Thus this is also will be an expensive camera to maintain.


----------



## Derrel (Oct 15, 2014)

Ysarex said:
			
		

> The biggest reason Pros don't and won't use Sony cameras is because Sony has no clue what it means for a camera company to make a commitment to their working pro customers. Sony doesn't understand why pros don't use their cameras -- it's not the cameras, it's Sony.



Those few words are really the absolute essential truth when it comes to small, eye-level cameras for professional use. There USED TO BE more companies making eye-level, 35-millimeter type cameras, but the entire field has been whittled down to two companies that dominate the entire segment: Canon, and Nikon. Truth be told, it's actually more important to have the COMPANY behind your gear than it is to have the cameras. If you have a Canon, you can get virtually anything you need. Same with Nikon. And they are stable companies. Giants. You are not getting "a camera", but an entire system, an "eco-system" some call it.

Sony has been a big player in the video market, but for still cameras, they are a newborn. Meanwhile Canon is solidly #1, Nikon a close-ish #2, and Sony a diiiiiiiiiistant #3. The whole thing makes me think of pickup trucks. Ford F-150. Chevy. Dodge. Toyota.  Annnnnnnnnd, yeah, Honda has made  a pickup truck too! Sony is the Honda pickup   Honda pickup truck - Google Search


----------



## gsgary (Oct 15, 2014)

vipgraphx said:


> One of the big issues with mirror less cameras he left out is how dirty the sensor gets very quick if you are switching lenses a lot especially if you are using adapters. I know when tested out the A7 for a few weeks it got extremely dirty very very fast. Its not so much a problem if you are shooting low F numbers but once you get to F8 and above you will see it in your images.
> 
> Thus this is also will be an expensive camera to maintain.


Thats strange had mine about 4 months and never seen a spec of dust


----------



## TheStunch (Oct 15, 2014)

Sony is deeply flawed for a number of reasons, but my biggest Sony complaint, and why I still have yet to buy one, despite multiple opportunities is: Sony.  Sony thinks like an electronics giant and not like a camera manufacturer.  there's nothing wrong with that, by itself, but it creates hit and miss camera companies.  Samsung and Sony both are giant electronics companies, but it seems Samsung is more in tune with photographers, and why that is I'm not sure, but they keep pushing out more and more intuitive gear, with better and better tech, though they still lack a solid DSLR entry and appear to be focusing more on mirrorless, I still feel like Samsung is closer to getting it right.  Sony, on the other hand, it seems wanted a piece of the pie, bought up another camera company, and went at it, but more like they would for say.. a playstation, and less like say...a D800, and by that I mean, why all the Sony only accessories?  Can't play nice?  Why the baffling exclusions, like multi-touch screens on many models?  Did these people not make the PS Vita?  the whole back of that thing is a touch pad and you can't even see it, and why all the competing lens mounts with so few lenses?  Focus on one! Don't make us buy more stuff, make us WANT to buy more stuff. Every time I use a Canon, Nikon, or Pentax DSLR, I want to buy more of their stuff, I'm an addict, but when I start looking at Sony's offerings I can't get past their attitude towards the end user, like "Yes our sensors are some of the best around, so we wrapped it in an inconvenient package and charged you a lot for it!  Forget Canon and Nikon, they only have the best reputations in the world, dominate the market, have more lenses, more camera bodies, and a history of making history, forget them, and buy from us because it says Sony on it."  to me it seems if you are going to jump in and get serious, you should anticipate skepticism, and work that much harder to appeal to your potential customers, rather than offering up what amounts to more of the same, from a manufacturer that can clearly build some incredible electronics with bleeding edge tech, if they choose.

(Data listing)
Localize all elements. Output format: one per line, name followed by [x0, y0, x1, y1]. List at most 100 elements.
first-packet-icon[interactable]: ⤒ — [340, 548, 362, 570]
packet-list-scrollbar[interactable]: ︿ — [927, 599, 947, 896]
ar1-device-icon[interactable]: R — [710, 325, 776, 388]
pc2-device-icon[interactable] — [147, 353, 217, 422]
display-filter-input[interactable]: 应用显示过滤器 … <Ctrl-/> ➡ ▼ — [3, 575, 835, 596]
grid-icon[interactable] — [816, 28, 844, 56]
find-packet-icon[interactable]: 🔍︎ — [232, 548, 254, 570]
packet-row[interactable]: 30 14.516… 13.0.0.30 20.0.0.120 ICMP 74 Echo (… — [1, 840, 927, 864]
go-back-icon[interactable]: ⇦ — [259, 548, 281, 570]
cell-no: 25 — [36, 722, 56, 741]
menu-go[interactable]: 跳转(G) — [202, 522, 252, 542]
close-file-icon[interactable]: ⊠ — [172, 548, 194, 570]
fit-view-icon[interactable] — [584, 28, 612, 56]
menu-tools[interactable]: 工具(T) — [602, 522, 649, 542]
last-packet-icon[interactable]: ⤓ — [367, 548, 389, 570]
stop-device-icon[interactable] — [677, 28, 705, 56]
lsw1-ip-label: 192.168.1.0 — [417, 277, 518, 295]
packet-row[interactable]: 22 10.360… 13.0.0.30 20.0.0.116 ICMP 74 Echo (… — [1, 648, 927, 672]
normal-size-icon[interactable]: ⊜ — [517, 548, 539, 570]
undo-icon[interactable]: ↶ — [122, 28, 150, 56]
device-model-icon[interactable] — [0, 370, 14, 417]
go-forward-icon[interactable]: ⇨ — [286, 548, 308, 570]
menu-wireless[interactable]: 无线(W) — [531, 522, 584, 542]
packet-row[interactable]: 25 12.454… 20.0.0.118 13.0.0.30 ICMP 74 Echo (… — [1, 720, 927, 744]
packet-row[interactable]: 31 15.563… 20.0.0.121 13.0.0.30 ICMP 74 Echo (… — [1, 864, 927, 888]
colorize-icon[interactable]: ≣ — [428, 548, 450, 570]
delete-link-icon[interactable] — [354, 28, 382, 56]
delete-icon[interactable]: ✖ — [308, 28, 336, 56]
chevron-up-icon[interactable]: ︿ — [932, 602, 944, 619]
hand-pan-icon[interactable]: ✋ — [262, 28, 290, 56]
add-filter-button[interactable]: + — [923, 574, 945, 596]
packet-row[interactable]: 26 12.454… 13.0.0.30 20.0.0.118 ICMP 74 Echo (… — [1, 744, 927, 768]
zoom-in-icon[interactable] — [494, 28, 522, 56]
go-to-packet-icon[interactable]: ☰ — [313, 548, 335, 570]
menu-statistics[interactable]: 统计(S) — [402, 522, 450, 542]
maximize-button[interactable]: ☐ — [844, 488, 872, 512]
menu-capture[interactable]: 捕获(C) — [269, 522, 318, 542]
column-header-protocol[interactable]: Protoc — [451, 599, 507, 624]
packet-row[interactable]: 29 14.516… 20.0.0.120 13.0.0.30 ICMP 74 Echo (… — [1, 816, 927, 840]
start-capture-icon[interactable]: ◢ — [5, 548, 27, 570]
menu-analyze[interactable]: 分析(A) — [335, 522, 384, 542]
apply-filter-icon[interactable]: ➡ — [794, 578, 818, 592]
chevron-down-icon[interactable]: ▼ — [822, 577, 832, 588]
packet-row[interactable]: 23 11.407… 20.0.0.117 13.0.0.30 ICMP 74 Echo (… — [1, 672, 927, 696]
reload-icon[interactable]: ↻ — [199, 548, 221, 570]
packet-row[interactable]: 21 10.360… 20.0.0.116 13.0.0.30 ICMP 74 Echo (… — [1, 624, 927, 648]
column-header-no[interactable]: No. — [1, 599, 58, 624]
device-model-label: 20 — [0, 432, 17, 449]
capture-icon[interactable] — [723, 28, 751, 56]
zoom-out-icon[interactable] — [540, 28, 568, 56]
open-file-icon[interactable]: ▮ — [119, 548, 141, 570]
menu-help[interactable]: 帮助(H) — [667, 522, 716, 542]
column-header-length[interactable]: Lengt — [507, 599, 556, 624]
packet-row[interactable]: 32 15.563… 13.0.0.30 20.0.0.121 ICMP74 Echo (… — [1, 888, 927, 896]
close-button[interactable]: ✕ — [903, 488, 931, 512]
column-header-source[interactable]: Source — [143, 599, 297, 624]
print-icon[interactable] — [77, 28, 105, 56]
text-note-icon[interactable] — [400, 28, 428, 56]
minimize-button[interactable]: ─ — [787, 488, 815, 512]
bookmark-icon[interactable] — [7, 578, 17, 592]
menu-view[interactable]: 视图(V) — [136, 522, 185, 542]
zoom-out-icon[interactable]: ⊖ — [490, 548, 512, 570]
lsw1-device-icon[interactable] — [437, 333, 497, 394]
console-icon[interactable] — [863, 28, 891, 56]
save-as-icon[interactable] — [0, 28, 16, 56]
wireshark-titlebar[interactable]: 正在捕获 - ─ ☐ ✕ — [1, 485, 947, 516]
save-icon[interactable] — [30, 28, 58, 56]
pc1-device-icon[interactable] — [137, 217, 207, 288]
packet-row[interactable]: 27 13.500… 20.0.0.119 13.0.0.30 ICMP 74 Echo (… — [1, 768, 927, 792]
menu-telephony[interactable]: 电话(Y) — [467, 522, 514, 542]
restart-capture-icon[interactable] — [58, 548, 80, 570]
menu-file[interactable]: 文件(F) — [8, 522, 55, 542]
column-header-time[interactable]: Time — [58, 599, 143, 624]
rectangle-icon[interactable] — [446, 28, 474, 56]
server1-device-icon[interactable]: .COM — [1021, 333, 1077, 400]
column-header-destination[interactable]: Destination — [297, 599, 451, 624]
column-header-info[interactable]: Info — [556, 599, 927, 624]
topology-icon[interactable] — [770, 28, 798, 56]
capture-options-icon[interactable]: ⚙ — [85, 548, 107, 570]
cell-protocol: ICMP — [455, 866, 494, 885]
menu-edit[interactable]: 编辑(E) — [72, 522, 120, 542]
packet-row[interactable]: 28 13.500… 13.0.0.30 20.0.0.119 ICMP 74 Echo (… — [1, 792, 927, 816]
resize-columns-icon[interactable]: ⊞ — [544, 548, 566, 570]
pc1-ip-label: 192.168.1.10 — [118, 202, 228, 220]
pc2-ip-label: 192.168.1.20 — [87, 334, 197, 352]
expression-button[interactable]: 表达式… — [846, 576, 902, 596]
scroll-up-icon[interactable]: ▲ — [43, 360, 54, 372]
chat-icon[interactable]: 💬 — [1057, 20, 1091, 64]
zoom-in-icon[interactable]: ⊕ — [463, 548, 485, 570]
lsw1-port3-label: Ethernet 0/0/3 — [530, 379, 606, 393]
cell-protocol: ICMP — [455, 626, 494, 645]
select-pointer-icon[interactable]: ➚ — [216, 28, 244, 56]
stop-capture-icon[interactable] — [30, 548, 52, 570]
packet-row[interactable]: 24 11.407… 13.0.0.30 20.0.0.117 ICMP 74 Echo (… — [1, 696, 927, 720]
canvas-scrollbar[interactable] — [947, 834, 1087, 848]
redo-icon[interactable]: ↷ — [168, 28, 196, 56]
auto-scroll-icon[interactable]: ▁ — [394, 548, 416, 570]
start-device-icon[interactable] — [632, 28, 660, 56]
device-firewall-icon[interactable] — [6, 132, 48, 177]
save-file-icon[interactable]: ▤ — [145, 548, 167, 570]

## [WRITTEN INSTRUCTION]
Carry the forum thread about Sony cameras forward from its final sentence. These lines have no connection to the forum thread about Sony cameras.

## [SOLVED PROBLEM]
I'd give them 5 more years, let them sort out their systems, and re-evaluate, because they don't make garbage, they are nice cameras, but until then, unless I see a used a3000 or something on craigslist for cheap, I'm pretty much meh on Sony.


----------



## vipgraphx (Oct 15, 2014)

You may not notice it on low f stops but I shoot a lot of HDR f8-f11 sometimes higher and you this is when you can see it. If you have the A7 point the camera at the sky shoot at F11 then go and look at your file.. I am sure you will see the dust. I see it more because when tone mapping it always will amplify those dust particles. Easy fix is to clone out but never the less it was there


----------



## goodguy (Oct 15, 2014)

gsgary said:


> goodguy said:
> 
> 
> > gsgary said:
> ...


Lovely pictures 
Proving my point that if you are going to own a small camera with a huge lens you kind of defeating the point.
Still the A7 while not my choice of camera is indeed a good camera (all 3 models).


----------



## gsgary (Oct 15, 2014)

goodguy said:


> gsgary said:
> 
> 
> > goodguy said:
> ...


No because I will never use Canon lenses on it again unless they are LTM Canon lenses I bought It to use my Leica M mount lenses


----------



## goodguy (Oct 15, 2014)

gsgary said:


> goodguy said:
> 
> 
> > gsgary said:
> ...


Thats not the point, the point is that if you are like me want to use only good fast glass (zoom) you are forced to use big lenses.
The fact you choose to use certain lenses which are small are your choice but theoretical for me it would be pointless because I would be forced to use big glass on small body.....pointless for me.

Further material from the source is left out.